Data extracted from a collection
>> Start
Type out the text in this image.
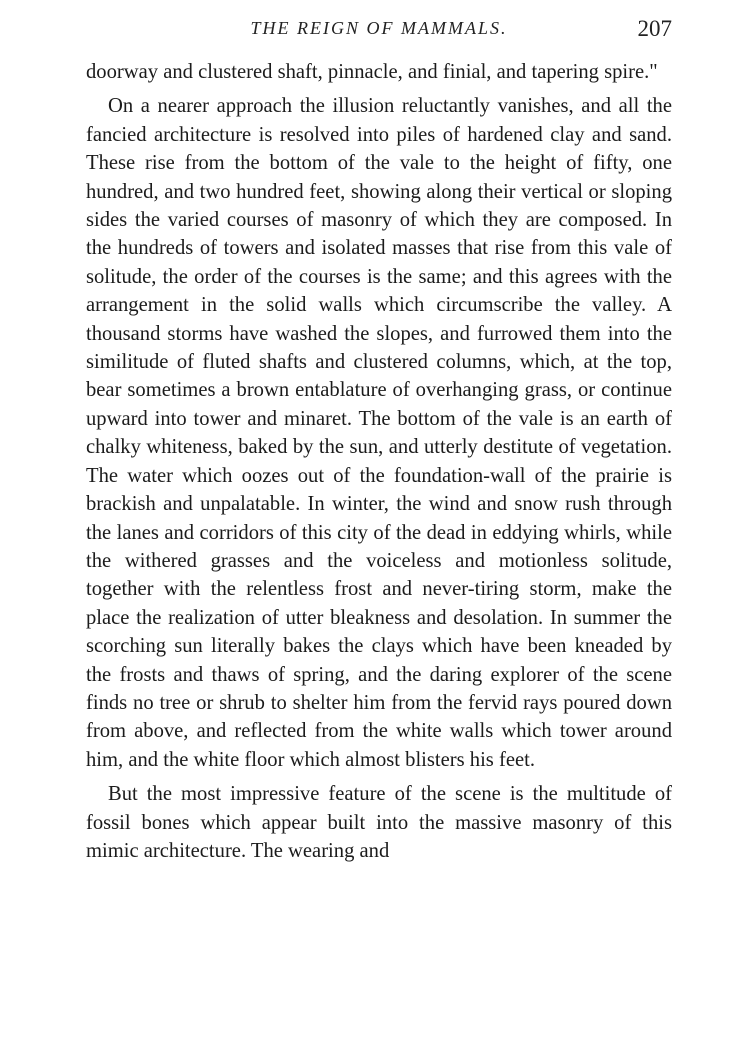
THE REIGN OF MAMMALS.	207

doorway and clustered shaft, pinnacle, and finial, and tapering spire."

On a nearer approach the illusion reluctantly vanishes, and all the fancied architecture is resolved into piles of hardened clay and sand. These rise from the bottom of the vale to the height of fifty, one hundred, and two hundred feet, showing along their vertical or sloping sides the varied courses of masonry of which they are composed. In the hundreds of towers and isolated masses that rise from this vale of solitude, the order of the courses is the same; and this agrees with the arrangement in the solid walls which circumscribe the valley. A thousand storms have washed the slopes, and furrowed them into the similitude of fluted shafts and clustered columns, which, at the top, bear sometimes a brown entablature of overhanging grass, or continue upward into tower and minaret. The bottom of the vale is an earth of chalky whiteness, baked by the sun, and utterly destitute of vegetation. The water which oozes out of the foundation-wall of the prairie is brackish and unpalatable. In winter, the wind and snow rush through the lanes and corridors of this city of the dead in eddying whirls, while the withered grasses and the voiceless and motionless solitude, together with the relentless frost and never-tiring storm, make the place the realization of utter bleakness and desolation. In summer the scorching sun literally bakes the clays which have been kneaded by the frosts and thaws of spring, and the daring explorer of the scene finds no tree or shrub to shelter him from the fervid rays poured down from above, and reflected from the white walls which tower around him, and the white floor which almost blisters his feet.

But the most impressive feature of the scene is the multitude of fossil bones which appear built into the massive masonry of this mimic architecture. The wearing and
>> End
WHAT THE TASK REQUIRES = Restate the data above word for word. Do not include the images.

CORRECT OUTPUT =
Type out the text in this image.
THE REIGN OF MAMMALS.	207

doorway and clustered shaft, pinnacle, and finial, and tapering spire."

On a nearer approach the illusion reluctantly vanishes, and all the fancied architecture is resolved into piles of hardened clay and sand. These rise from the bottom of the vale to the height of fifty, one hundred, and two hundred feet, showing along their vertical or sloping sides the varied courses of masonry of which they are composed. In the hundreds of towers and isolated masses that rise from this vale of solitude, the order of the courses is the same; and this agrees with the arrangement in the solid walls which circumscribe the valley. A thousand storms have washed the slopes, and furrowed them into the similitude of fluted shafts and clustered columns, which, at the top, bear sometimes a brown entablature of overhanging grass, or continue upward into tower and minaret. The bottom of the vale is an earth of chalky whiteness, baked by the sun, and utterly destitute of vegetation. The water which oozes out of the foundation-wall of the prairie is brackish and unpalatable. In winter, the wind and snow rush through the lanes and corridors of this city of the dead in eddying whirls, while the withered grasses and the voiceless and motionless solitude, together with the relentless frost and never-tiring storm, make the place the realization of utter bleakness and desolation. In summer the scorching sun literally bakes the clays which have been kneaded by the frosts and thaws of spring, and the daring explorer of the scene finds no tree or shrub to shelter him from the fervid rays poured down from above, and reflected from the white walls which tower around him, and the white floor which almost blisters his feet.

But the most impressive feature of the scene is the multitude of fossil bones which appear built into the massive masonry of this mimic architecture. The wearing and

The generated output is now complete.